> _Objective_: Give the data below again exactly as it stands. Omit the pictures.

========

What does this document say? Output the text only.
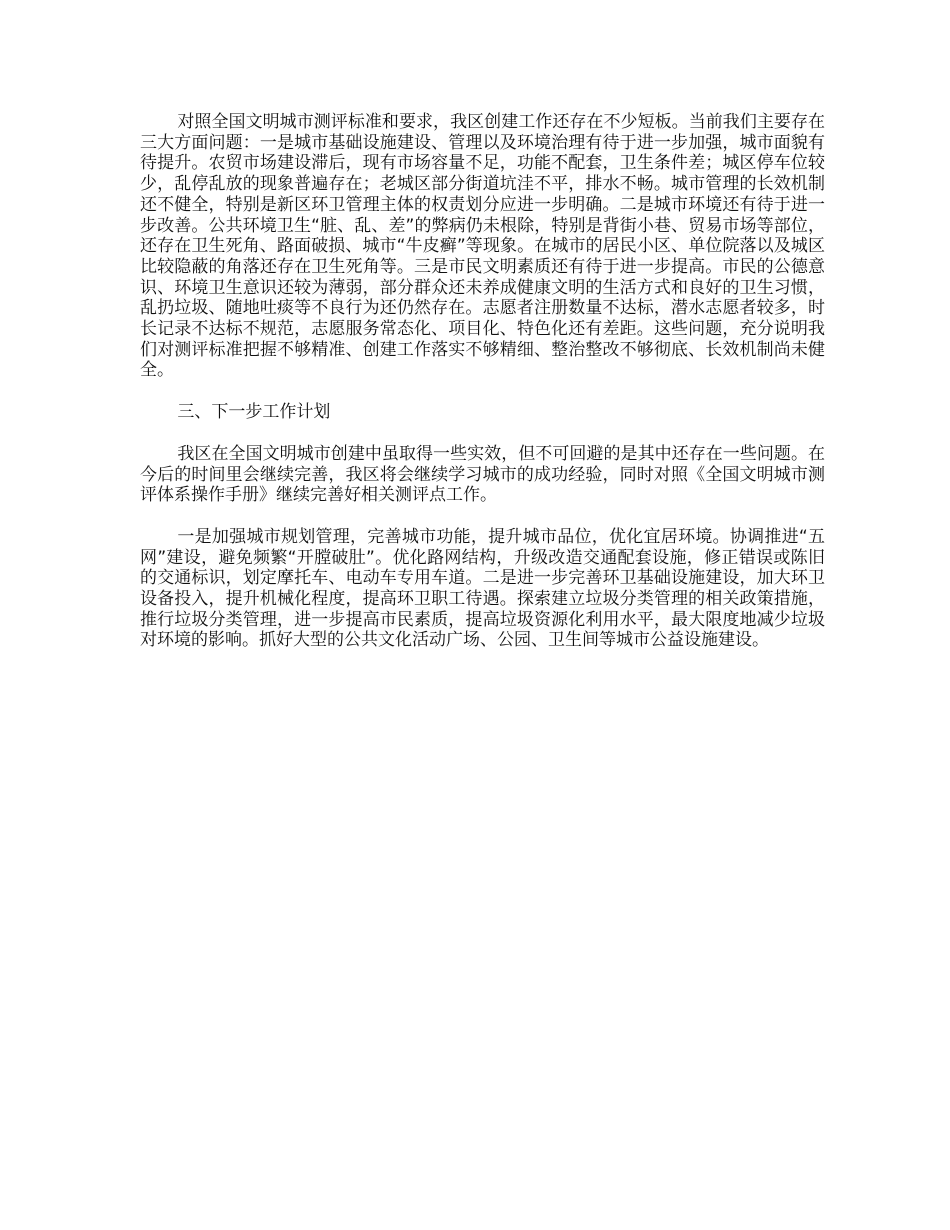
对照全国文明城市测评标准和要求，我区创建工作还存在不少短板。当前我们主要存在三大方面问题：一是城市基础设施建设、管理以及环境治理有待于进一步加强，城市面貌有待提升。农贸市场建设滞后，现有市场容量不足，功能不配套，卫生条件差；城区停车位较少，乱停乱放的现象普遍存在；老城区部分街道坑洼不平，排水不畅。城市管理的长效机制还不健全，特别是新区环卫管理主体的权责划分应进一步明确。二是城市环境还有待于进一步改善。公共环境卫生“脏、乱、差”的弊病仍未根除，特别是背街小巷、贸易市场等部位，还存在卫生死角、路面破损、城市“牛皮癣”等现象。在城市的居民小区、单位院落以及城区比较隐蔽的角落还存在卫生死角等。三是市民文明素质还有待于进一步提高。市民的公德意识、环境卫生意识还较为薄弱，部分群众还未养成健康文明的生活方式和良好的卫生习惯，乱扔垃圾、随地吐痰等不良行为还仍然存在。志愿者注册数量不达标，潜水志愿者较多，时长记录不达标不规范，志愿服务常态化、项目化、特色化还有差距。这些问题，充分说明我们对测评标准把握不够精准、创建工作落实不够精细、整治整改不够彻底、长效机制尚未健全。

三、下一步工作计划

我区在全国文明城市创建中虽取得一些实效，但不可回避的是其中还存在一些问题。在今后的时间里会继续完善，我区将会继续学习城市的成功经验，同时对照《全国文明城市测评体系操作手册》继续完善好相关测评点工作。

一是加强城市规划管理，完善城市功能，提升城市品位，优化宜居环境。协调推进“五网”建设，避免频繁“开膛破肚”。优化路网结构，升级改造交通配套设施，修正错误或陈旧的交通标识，划定摩托车、电动车专用车道。二是进一步完善环卫基础设施建设，加大环卫设备投入，提升机械化程度，提高环卫职工待遇。探索建立垃圾分类管理的相关政策措施，推行垃圾分类管理，进一步提高市民素质，提高垃圾资源化利用水平，最大限度地减少垃圾对环境的影响。抓好大型的公共文化活动广场、公园、卫生间等城市公益设施建设。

========

> _Solution for this problem_:
What does this document say? Output the text only.
对照全国文明城市测评标准和要求，我区创建工作还存在不少短板。当前我们主要存在三大方面问题：一是城市基础设施建设、管理以及环境治理有待于进一步加强，城市面貌有待提升。农贸市场建设滞后，现有市场容量不足，功能不配套，卫生条件差；城区停车位较少，乱停乱放的现象普遍存在；老城区部分街道坑洼不平，排水不畅。城市管理的长效机制还不健全，特别是新区环卫管理主体的权责划分应进一步明确。二是城市环境还有待于进一步改善。公共环境卫生“脏、乱、差”的弊病仍未根除，特别是背街小巷、贸易市场等部位，还存在卫生死角、路面破损、城市“牛皮癣”等现象。在城市的居民小区、单位院落以及城区比较隐蔽的角落还存在卫生死角等。三是市民文明素质还有待于进一步提高。市民的公德意识、环境卫生意识还较为薄弱，部分群众还未养成健康文明的生活方式和良好的卫生习惯，乱扔垃圾、随地吐痰等不良行为还仍然存在。志愿者注册数量不达标，潜水志愿者较多，时长记录不达标不规范，志愿服务常态化、项目化、特色化还有差距。这些问题，充分说明我们对测评标准把握不够精准、创建工作落实不够精细、整治整改不够彻底、长效机制尚未健全。

三、下一步工作计划

我区在全国文明城市创建中虽取得一些实效，但不可回避的是其中还存在一些问题。在今后的时间里会继续完善，我区将会继续学习城市的成功经验，同时对照《全国文明城市测评体系操作手册》继续完善好相关测评点工作。

一是加强城市规划管理，完善城市功能，提升城市品位，优化宜居环境。协调推进“五网”建设，避免频繁“开膛破肚”。优化路网结构，升级改造交通配套设施，修正错误或陈旧的交通标识，划定摩托车、电动车专用车道。二是进一步完善环卫基础设施建设，加大环卫设备投入，提升机械化程度，提高环卫职工待遇。探索建立垃圾分类管理的相关政策措施，推行垃圾分类管理，进一步提高市民素质，提高垃圾资源化利用水平，最大限度地减少垃圾对环境的影响。抓好大型的公共文化活动广场、公园、卫生间等城市公益设施建设。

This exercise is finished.